Do this -> Gather each line containing the string "Linear" from these entries.

Exercise material ->
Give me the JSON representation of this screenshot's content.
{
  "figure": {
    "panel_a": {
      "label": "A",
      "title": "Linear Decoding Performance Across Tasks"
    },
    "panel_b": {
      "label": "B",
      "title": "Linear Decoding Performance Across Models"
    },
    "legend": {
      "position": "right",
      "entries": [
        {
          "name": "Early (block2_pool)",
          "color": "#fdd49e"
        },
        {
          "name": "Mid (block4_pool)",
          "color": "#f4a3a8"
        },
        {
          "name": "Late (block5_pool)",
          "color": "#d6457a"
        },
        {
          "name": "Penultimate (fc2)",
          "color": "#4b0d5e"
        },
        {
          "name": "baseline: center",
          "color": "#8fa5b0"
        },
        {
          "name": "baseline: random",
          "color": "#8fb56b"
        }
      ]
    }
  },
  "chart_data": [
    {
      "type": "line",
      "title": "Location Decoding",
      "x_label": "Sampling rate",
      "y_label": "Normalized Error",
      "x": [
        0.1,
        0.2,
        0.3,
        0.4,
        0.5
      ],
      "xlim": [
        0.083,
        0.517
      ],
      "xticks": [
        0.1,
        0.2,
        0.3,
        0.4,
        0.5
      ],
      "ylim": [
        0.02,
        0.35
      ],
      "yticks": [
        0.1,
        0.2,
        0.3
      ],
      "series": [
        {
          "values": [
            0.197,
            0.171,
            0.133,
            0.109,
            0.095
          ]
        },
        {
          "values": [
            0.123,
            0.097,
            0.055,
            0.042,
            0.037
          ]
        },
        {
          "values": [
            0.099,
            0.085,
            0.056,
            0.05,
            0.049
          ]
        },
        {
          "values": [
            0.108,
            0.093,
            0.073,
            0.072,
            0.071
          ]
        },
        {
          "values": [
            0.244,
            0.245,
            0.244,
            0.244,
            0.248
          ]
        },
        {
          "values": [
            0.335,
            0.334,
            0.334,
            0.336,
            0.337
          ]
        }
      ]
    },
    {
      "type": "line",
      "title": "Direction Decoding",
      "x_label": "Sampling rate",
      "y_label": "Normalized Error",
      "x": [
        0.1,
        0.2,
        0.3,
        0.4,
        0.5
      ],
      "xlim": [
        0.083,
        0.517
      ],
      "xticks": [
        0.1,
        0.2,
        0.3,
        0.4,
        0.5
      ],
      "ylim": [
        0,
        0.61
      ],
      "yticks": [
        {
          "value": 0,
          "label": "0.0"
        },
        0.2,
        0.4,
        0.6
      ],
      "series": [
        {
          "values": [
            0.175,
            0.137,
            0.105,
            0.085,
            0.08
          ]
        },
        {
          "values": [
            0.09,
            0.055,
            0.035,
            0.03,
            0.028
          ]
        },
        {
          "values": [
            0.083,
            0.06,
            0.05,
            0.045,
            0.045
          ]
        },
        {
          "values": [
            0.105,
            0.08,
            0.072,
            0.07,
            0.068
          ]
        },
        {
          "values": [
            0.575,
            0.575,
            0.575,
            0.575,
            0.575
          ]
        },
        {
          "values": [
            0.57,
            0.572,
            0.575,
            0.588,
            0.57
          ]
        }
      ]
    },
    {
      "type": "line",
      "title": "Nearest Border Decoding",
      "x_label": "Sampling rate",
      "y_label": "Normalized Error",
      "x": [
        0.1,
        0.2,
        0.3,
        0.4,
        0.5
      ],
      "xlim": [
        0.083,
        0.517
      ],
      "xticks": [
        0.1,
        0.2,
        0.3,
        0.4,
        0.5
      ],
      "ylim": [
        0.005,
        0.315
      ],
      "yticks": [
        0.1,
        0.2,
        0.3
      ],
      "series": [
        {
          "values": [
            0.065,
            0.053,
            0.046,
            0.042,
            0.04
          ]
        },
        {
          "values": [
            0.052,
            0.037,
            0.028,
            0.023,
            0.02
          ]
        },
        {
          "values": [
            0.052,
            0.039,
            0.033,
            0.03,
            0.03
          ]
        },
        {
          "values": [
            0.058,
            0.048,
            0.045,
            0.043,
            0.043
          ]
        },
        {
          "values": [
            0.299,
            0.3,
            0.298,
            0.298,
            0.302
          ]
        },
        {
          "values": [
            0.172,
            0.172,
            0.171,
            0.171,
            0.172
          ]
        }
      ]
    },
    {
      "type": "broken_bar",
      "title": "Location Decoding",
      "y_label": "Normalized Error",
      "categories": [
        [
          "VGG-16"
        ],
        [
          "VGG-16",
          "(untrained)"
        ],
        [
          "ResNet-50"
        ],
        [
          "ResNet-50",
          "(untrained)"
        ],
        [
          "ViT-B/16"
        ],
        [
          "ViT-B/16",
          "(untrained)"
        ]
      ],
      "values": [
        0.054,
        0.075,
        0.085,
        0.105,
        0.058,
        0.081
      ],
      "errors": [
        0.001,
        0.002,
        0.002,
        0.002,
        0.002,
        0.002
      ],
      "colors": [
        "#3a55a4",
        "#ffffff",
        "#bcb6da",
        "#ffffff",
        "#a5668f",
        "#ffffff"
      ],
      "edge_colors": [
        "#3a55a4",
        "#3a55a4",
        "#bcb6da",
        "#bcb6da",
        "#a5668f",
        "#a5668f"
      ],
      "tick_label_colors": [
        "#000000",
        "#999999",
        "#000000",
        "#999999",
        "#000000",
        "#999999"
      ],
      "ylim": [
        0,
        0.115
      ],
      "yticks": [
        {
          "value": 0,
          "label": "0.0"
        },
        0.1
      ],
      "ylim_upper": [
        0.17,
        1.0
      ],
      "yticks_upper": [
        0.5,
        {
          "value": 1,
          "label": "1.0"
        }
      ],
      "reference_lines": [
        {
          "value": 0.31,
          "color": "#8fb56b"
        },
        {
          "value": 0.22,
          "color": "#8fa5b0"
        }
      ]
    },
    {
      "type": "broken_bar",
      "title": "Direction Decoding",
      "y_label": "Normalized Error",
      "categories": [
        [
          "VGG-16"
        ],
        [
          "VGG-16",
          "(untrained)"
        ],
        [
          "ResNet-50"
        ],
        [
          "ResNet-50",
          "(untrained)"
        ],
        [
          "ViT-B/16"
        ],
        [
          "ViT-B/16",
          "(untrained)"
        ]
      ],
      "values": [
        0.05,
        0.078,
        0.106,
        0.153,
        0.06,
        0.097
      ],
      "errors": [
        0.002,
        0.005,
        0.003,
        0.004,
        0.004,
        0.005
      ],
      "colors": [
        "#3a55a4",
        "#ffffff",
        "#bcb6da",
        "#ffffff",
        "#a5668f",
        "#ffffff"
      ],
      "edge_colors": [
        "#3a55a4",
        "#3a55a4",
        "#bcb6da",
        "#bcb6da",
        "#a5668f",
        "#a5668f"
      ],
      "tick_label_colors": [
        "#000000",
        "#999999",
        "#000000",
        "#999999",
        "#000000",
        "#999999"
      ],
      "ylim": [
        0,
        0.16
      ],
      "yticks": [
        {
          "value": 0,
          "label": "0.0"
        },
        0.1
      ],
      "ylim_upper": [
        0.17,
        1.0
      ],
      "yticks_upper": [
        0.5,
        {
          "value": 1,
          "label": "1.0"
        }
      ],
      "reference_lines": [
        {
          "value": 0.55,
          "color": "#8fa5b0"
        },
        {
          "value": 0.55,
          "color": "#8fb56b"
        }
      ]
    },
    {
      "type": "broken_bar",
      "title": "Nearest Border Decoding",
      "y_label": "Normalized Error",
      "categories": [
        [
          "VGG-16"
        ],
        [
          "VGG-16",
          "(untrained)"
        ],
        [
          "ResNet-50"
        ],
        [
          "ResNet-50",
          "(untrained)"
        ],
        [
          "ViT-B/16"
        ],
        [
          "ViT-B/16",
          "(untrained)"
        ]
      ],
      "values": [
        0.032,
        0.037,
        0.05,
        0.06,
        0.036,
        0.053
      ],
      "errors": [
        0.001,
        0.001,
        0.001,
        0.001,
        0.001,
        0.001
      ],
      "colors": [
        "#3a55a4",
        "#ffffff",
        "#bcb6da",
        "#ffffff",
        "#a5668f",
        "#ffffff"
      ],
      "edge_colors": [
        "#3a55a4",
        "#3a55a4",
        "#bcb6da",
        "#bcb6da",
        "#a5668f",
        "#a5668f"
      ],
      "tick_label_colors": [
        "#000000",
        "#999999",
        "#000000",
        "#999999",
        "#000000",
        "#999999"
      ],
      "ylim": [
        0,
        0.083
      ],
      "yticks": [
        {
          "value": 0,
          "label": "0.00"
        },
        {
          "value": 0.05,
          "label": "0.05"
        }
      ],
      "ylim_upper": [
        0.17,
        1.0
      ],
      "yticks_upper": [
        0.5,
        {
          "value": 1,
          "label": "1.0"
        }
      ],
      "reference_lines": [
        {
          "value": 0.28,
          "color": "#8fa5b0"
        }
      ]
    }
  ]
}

Right answer ->
      "title": "Linear Decoding Performance Across Tasks"
      "title": "Linear Decoding Performance Across Models"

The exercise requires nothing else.